What is expected:
Pictures stay out of the copy; restate everything else in the material exactly.

Data items:
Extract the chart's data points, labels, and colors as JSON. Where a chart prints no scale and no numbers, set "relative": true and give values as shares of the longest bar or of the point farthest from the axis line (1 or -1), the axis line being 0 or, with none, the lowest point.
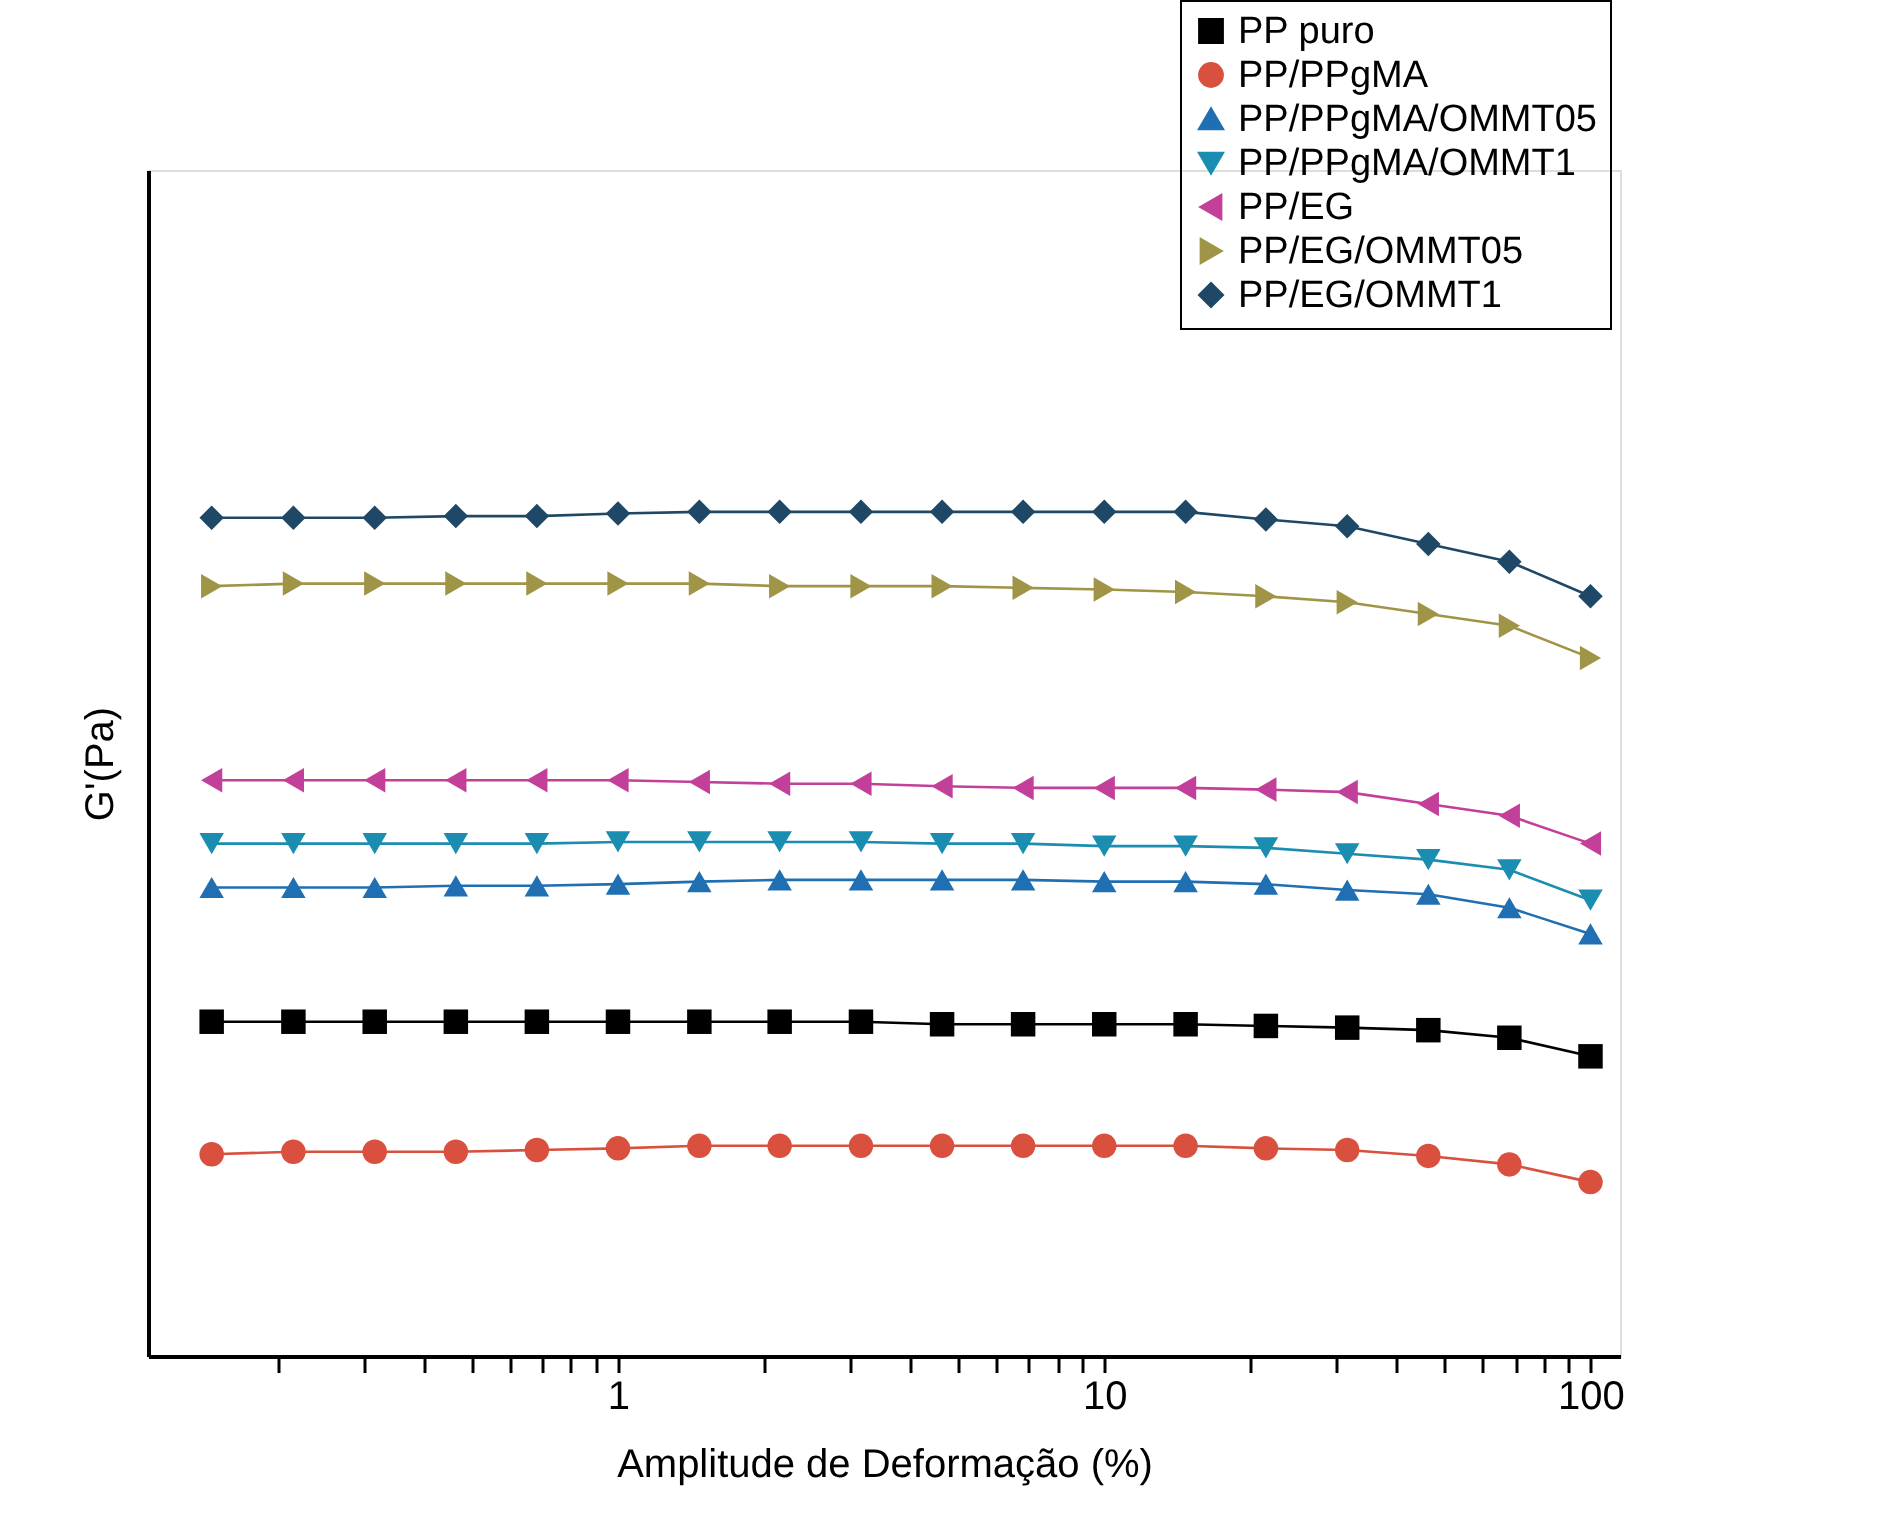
{
  "chart_data": {
    "type": "line",
    "xlabel": "Amplitude de Deformação (%)",
    "ylabel": "G'(Pa)",
    "relative": true,
    "log": "x",
    "x": [
      0.146,
      0.215,
      0.316,
      0.464,
      0.681,
      1,
      1.47,
      2.15,
      3.16,
      4.64,
      6.81,
      10,
      14.7,
      21.5,
      31.6,
      46.4,
      68.1,
      100
    ],
    "xlim": [
      0.108,
      115
    ],
    "xticks": [
      {
        "value": 0.2,
        "label": null
      },
      {
        "value": 0.3,
        "label": null
      },
      {
        "value": 0.4,
        "label": null
      },
      {
        "value": 0.5,
        "label": null
      },
      {
        "value": 0.6,
        "label": null
      },
      {
        "value": 0.7,
        "label": null
      },
      {
        "value": 0.8,
        "label": null
      },
      {
        "value": 0.9,
        "label": null
      },
      1,
      {
        "value": 2,
        "label": null
      },
      {
        "value": 3,
        "label": null
      },
      {
        "value": 4,
        "label": null
      },
      {
        "value": 5,
        "label": null
      },
      {
        "value": 6,
        "label": null
      },
      {
        "value": 7,
        "label": null
      },
      {
        "value": 8,
        "label": null
      },
      {
        "value": 9,
        "label": null
      },
      10,
      {
        "value": 20,
        "label": null
      },
      {
        "value": 30,
        "label": null
      },
      {
        "value": 40,
        "label": null
      },
      {
        "value": 50,
        "label": null
      },
      {
        "value": 60,
        "label": null
      },
      {
        "value": 70,
        "label": null
      },
      {
        "value": 80,
        "label": null
      },
      {
        "value": 90,
        "label": null
      },
      100
    ],
    "grid": false,
    "legend": "top right",
    "line_style": "solid",
    "series": [
      {
        "name": "PP puro",
        "color": "#000000",
        "marker": "square",
        "values": [
          0.396,
          0.396,
          0.396,
          0.396,
          0.396,
          0.396,
          0.396,
          0.396,
          0.396,
          0.393,
          0.393,
          0.393,
          0.393,
          0.391,
          0.389,
          0.386,
          0.377,
          0.355
        ]
      },
      {
        "name": "PP/PPgMA",
        "color": "#d9503f",
        "marker": "circle",
        "values": [
          0.239,
          0.242,
          0.242,
          0.242,
          0.244,
          0.246,
          0.249,
          0.249,
          0.249,
          0.249,
          0.249,
          0.249,
          0.249,
          0.246,
          0.244,
          0.237,
          0.227,
          0.206
        ]
      },
      {
        "name": "PP/PPgMA/OMMT05",
        "color": "#1f6fb2",
        "marker": "triangle-up",
        "values": [
          0.555,
          0.555,
          0.555,
          0.557,
          0.557,
          0.559,
          0.562,
          0.564,
          0.564,
          0.564,
          0.564,
          0.562,
          0.562,
          0.559,
          0.552,
          0.547,
          0.531,
          0.5
        ]
      },
      {
        "name": "PP/PPgMA/OMMT1",
        "color": "#1a8db0",
        "marker": "triangle-down",
        "values": [
          0.607,
          0.607,
          0.607,
          0.607,
          0.607,
          0.609,
          0.609,
          0.609,
          0.609,
          0.607,
          0.607,
          0.604,
          0.604,
          0.602,
          0.595,
          0.588,
          0.576,
          0.54
        ]
      },
      {
        "name": "PP/EG",
        "color": "#c2409a",
        "marker": "triangle-left",
        "values": [
          0.682,
          0.682,
          0.682,
          0.682,
          0.682,
          0.682,
          0.68,
          0.678,
          0.678,
          0.675,
          0.673,
          0.673,
          0.673,
          0.671,
          0.668,
          0.654,
          0.64,
          0.607
        ]
      },
      {
        "name": "PP/EG/OMMT05",
        "color": "#a09447",
        "marker": "triangle-right",
        "values": [
          0.912,
          0.915,
          0.915,
          0.915,
          0.915,
          0.915,
          0.915,
          0.912,
          0.912,
          0.912,
          0.91,
          0.908,
          0.905,
          0.9,
          0.893,
          0.879,
          0.865,
          0.827
        ]
      },
      {
        "name": "PP/EG/OMMT1",
        "color": "#1e4866",
        "marker": "diamond",
        "values": [
          0.993,
          0.993,
          0.993,
          0.995,
          0.995,
          0.998,
          1,
          1,
          1,
          1,
          1,
          1,
          1,
          0.991,
          0.983,
          0.962,
          0.941,
          0.9
        ]
      }
    ]
  }
}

Task answer:
Extract the chart's data points, labels, and colors as JSON. Where a chart prints no scale and no numbers, set "relative": true and give values as shares of the longest bar or of the point farthest from the axis line (1 or -1), the axis line being 0 or, with none, the lowest point.
{
  "chart_data": {
    "type": "line",
    "xlabel": "Amplitude de Deformação (%)",
    "ylabel": "G'(Pa)",
    "relative": true,
    "log": "x",
    "x": [
      0.146,
      0.215,
      0.316,
      0.464,
      0.681,
      1,
      1.47,
      2.15,
      3.16,
      4.64,
      6.81,
      10,
      14.7,
      21.5,
      31.6,
      46.4,
      68.1,
      100
    ],
    "xlim": [
      0.108,
      115
    ],
    "xticks": [
      {
        "value": 0.2,
        "label": null
      },
      {
        "value": 0.3,
        "label": null
      },
      {
        "value": 0.4,
        "label": null
      },
      {
        "value": 0.5,
        "label": null
      },
      {
        "value": 0.6,
        "label": null
      },
      {
        "value": 0.7,
        "label": null
      },
      {
        "value": 0.8,
        "label": null
      },
      {
        "value": 0.9,
        "label": null
      },
      1,
      {
        "value": 2,
        "label": null
      },
      {
        "value": 3,
        "label": null
      },
      {
        "value": 4,
        "label": null
      },
      {
        "value": 5,
        "label": null
      },
      {
        "value": 6,
        "label": null
      },
      {
        "value": 7,
        "label": null
      },
      {
        "value": 8,
        "label": null
      },
      {
        "value": 9,
        "label": null
      },
      10,
      {
        "value": 20,
        "label": null
      },
      {
        "value": 30,
        "label": null
      },
      {
        "value": 40,
        "label": null
      },
      {
        "value": 50,
        "label": null
      },
      {
        "value": 60,
        "label": null
      },
      {
        "value": 70,
        "label": null
      },
      {
        "value": 80,
        "label": null
      },
      {
        "value": 90,
        "label": null
      },
      100
    ],
    "grid": false,
    "legend": "top right",
    "line_style": "solid",
    "series": [
      {
        "name": "PP puro",
        "color": "#000000",
        "marker": "square",
        "values": [
          0.396,
          0.396,
          0.396,
          0.396,
          0.396,
          0.396,
          0.396,
          0.396,
          0.396,
          0.393,
          0.393,
          0.393,
          0.393,
          0.391,
          0.389,
          0.386,
          0.377,
          0.355
        ]
      },
      {
        "name": "PP/PPgMA",
        "color": "#d9503f",
        "marker": "circle",
        "values": [
          0.239,
          0.242,
          0.242,
          0.242,
          0.244,
          0.246,
          0.249,
          0.249,
          0.249,
          0.249,
          0.249,
          0.249,
          0.249,
          0.246,
          0.244,
          0.237,
          0.227,
          0.206
        ]
      },
      {
        "name": "PP/PPgMA/OMMT05",
        "color": "#1f6fb2",
        "marker": "triangle-up",
        "values": [
          0.555,
          0.555,
          0.555,
          0.557,
          0.557,
          0.559,
          0.562,
          0.564,
          0.564,
          0.564,
          0.564,
          0.562,
          0.562,
          0.559,
          0.552,
          0.547,
          0.531,
          0.5
        ]
      },
      {
        "name": "PP/PPgMA/OMMT1",
        "color": "#1a8db0",
        "marker": "triangle-down",
        "values": [
          0.607,
          0.607,
          0.607,
          0.607,
          0.607,
          0.609,
          0.609,
          0.609,
          0.609,
          0.607,
          0.607,
          0.604,
          0.604,
          0.602,
          0.595,
          0.588,
          0.576,
          0.54
        ]
      },
      {
        "name": "PP/EG",
        "color": "#c2409a",
        "marker": "triangle-left",
        "values": [
          0.682,
          0.682,
          0.682,
          0.682,
          0.682,
          0.682,
          0.68,
          0.678,
          0.678,
          0.675,
          0.673,
          0.673,
          0.673,
          0.671,
          0.668,
          0.654,
          0.64,
          0.607
        ]
      },
      {
        "name": "PP/EG/OMMT05",
        "color": "#a09447",
        "marker": "triangle-right",
        "values": [
          0.912,
          0.915,
          0.915,
          0.915,
          0.915,
          0.915,
          0.915,
          0.912,
          0.912,
          0.912,
          0.91,
          0.908,
          0.905,
          0.9,
          0.893,
          0.879,
          0.865,
          0.827
        ]
      },
      {
        "name": "PP/EG/OMMT1",
        "color": "#1e4866",
        "marker": "diamond",
        "values": [
          0.993,
          0.993,
          0.993,
          0.995,
          0.995,
          0.998,
          1,
          1,
          1,
          1,
          1,
          1,
          1,
          0.991,
          0.983,
          0.962,
          0.941,
          0.9
        ]
      }
    ]
  }
}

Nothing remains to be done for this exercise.